**PROBLEM TO WORK ON**
Express as a JSON list of strings the lines between the line holding "price-level-badge: 156.317 <box>1648" and the line holding "candle-body <box>20 129 25 139</box>", inclusive, one string per line with blank lines left out.

** start RECORDS FOR THIS EXERCISE **

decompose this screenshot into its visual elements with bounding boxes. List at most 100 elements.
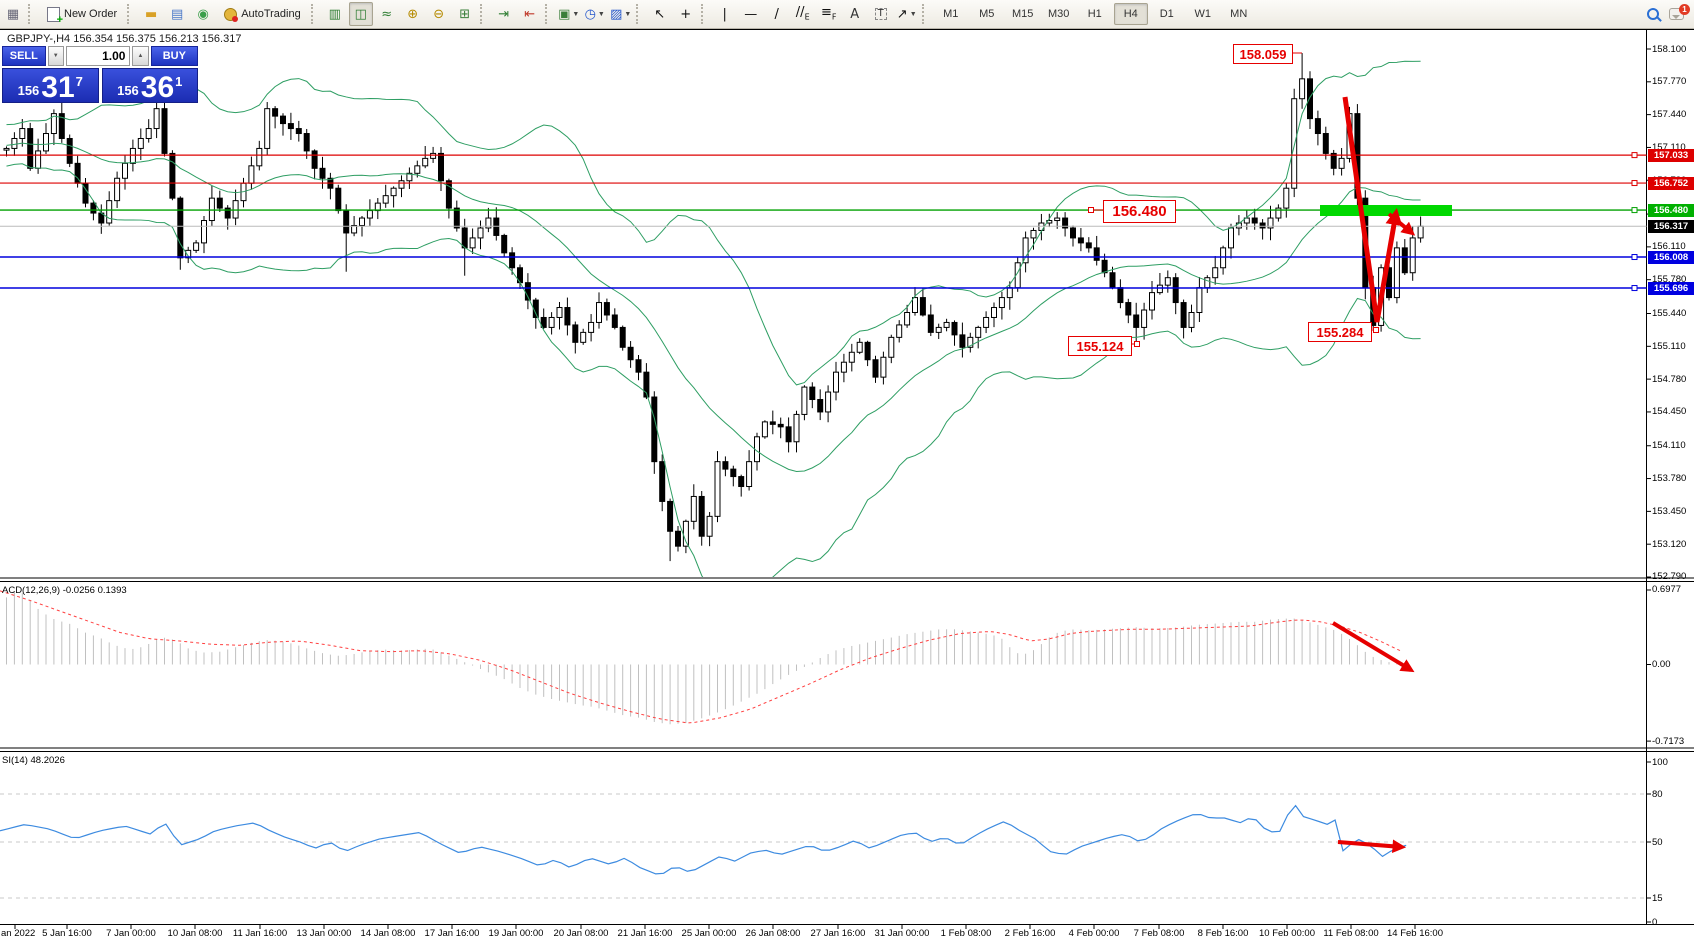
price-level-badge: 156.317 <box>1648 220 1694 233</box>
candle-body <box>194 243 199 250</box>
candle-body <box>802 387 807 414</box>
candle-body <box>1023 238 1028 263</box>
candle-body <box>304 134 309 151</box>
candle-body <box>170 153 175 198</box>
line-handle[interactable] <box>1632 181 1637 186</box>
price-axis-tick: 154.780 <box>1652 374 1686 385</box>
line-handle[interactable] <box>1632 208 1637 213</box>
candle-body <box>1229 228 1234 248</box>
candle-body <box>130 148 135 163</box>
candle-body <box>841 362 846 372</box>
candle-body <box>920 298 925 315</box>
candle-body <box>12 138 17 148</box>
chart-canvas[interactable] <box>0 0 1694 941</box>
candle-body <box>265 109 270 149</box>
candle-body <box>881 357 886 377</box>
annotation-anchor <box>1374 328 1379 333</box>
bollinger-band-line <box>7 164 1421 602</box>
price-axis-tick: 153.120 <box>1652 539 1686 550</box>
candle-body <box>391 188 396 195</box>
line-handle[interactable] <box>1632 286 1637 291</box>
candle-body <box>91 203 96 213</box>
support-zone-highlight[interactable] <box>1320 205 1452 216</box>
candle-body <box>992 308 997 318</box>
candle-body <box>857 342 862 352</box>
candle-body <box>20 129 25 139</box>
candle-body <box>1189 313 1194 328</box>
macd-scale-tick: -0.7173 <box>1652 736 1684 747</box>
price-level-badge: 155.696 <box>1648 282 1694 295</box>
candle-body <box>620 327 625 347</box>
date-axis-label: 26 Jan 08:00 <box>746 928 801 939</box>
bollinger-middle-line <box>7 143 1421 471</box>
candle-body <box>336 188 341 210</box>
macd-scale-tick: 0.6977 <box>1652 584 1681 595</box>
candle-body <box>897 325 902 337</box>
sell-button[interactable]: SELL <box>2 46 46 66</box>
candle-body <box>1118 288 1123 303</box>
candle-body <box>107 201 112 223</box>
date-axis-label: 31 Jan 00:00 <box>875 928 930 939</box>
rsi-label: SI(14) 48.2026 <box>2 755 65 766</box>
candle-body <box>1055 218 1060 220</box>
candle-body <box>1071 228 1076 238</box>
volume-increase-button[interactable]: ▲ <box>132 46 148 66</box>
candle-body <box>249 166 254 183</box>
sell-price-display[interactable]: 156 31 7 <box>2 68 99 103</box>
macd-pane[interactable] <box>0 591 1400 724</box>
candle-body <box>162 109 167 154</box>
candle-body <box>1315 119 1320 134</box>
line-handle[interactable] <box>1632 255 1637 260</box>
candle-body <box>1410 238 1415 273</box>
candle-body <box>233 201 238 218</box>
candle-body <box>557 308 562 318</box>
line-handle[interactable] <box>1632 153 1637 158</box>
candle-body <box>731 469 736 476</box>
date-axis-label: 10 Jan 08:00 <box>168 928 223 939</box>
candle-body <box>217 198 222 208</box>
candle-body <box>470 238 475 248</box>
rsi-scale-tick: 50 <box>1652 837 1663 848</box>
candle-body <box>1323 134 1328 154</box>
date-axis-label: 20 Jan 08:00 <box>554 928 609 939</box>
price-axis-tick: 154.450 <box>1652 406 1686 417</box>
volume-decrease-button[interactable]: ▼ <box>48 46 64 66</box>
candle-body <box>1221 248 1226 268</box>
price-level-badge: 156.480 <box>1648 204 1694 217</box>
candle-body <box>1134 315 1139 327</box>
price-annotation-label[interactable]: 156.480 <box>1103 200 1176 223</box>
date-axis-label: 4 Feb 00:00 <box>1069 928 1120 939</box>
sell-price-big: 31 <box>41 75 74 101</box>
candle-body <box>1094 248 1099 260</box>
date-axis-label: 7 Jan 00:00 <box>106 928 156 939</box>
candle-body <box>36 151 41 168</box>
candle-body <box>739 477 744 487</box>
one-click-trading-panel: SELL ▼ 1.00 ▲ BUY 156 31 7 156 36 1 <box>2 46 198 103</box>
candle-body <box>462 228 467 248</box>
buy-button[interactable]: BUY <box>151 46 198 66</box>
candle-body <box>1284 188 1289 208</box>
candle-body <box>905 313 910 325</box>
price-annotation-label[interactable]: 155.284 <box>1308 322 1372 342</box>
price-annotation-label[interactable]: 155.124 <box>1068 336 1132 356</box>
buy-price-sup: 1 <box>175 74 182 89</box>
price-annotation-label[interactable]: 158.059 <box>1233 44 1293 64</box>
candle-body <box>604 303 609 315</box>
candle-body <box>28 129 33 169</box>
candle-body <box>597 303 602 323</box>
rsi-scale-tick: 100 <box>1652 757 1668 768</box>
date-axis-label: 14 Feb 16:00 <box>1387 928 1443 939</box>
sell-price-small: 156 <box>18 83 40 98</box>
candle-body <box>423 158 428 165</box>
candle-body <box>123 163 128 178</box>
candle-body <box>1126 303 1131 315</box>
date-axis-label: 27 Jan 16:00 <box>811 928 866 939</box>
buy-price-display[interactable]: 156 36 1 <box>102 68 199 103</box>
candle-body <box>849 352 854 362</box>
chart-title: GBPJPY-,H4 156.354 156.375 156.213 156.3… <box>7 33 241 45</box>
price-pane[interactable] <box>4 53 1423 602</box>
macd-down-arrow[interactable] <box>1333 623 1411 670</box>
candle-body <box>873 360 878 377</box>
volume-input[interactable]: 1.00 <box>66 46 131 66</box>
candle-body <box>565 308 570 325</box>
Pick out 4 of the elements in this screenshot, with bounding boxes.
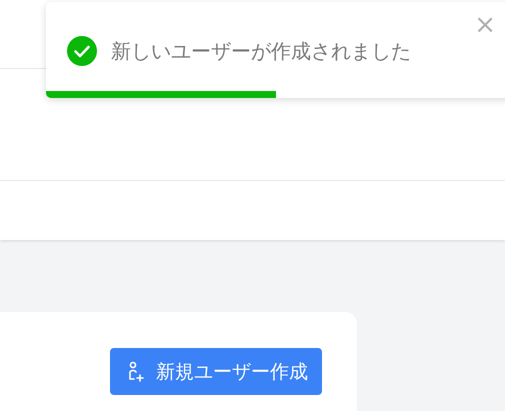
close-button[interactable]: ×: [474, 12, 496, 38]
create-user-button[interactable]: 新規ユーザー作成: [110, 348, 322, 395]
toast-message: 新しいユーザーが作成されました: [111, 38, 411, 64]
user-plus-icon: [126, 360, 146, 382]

** end RECORDS FOR THIS EXERCISE **

**SOLUTION TO THIS TASK**
[
  "price-level-badge: 156.317 <box>1648 220 1694 233</box>",
  "candle-body <box>194 243 199 250</box>",
  "candle-body <box>802 387 807 414</box>",
  "candle-body <box>1023 238 1028 263</box>",
  "candle-body <box>304 134 309 151</box>",
  "candle-body <box>170 153 175 198</box>",
  "line-handle[interactable] <box>1632 181 1637 186</box>",
  "price-axis-tick: 154.780 <box>1652 374 1686 385</box>",
  "line-handle[interactable] <box>1632 208 1637 213</box>",
  "candle-body <box>1229 228 1234 248</box>",
  "candle-body <box>130 148 135 163</box>",
  "candle-body <box>841 362 846 372</box>",
  "candle-body <box>920 298 925 315</box>",
  "candle-body <box>12 138 17 148</box>",
  "chart-canvas[interactable] <box>0 0 1694 941</box>",
  "candle-body <box>265 109 270 149</box>",
  "candle-body <box>881 357 886 377</box>",
  "annotation-anchor <box>1374 328 1379 333</box>",
  "bollinger-band-line <box>7 164 1421 602</box>",
  "price-axis-tick: 153.120 <box>1652 539 1686 550</box>",
  "candle-body <box>391 188 396 195</box>",
  "line-handle[interactable] <box>1632 286 1637 291</box>",
  "candle-body <box>91 203 96 213</box>",
  "support-zone-highlight[interactable] <box>1320 205 1452 216</box>",
  "candle-body <box>992 308 997 318</box>",
  "candle-body <box>857 342 862 352</box>",
  "candle-body <box>20 129 25 139</box>"
]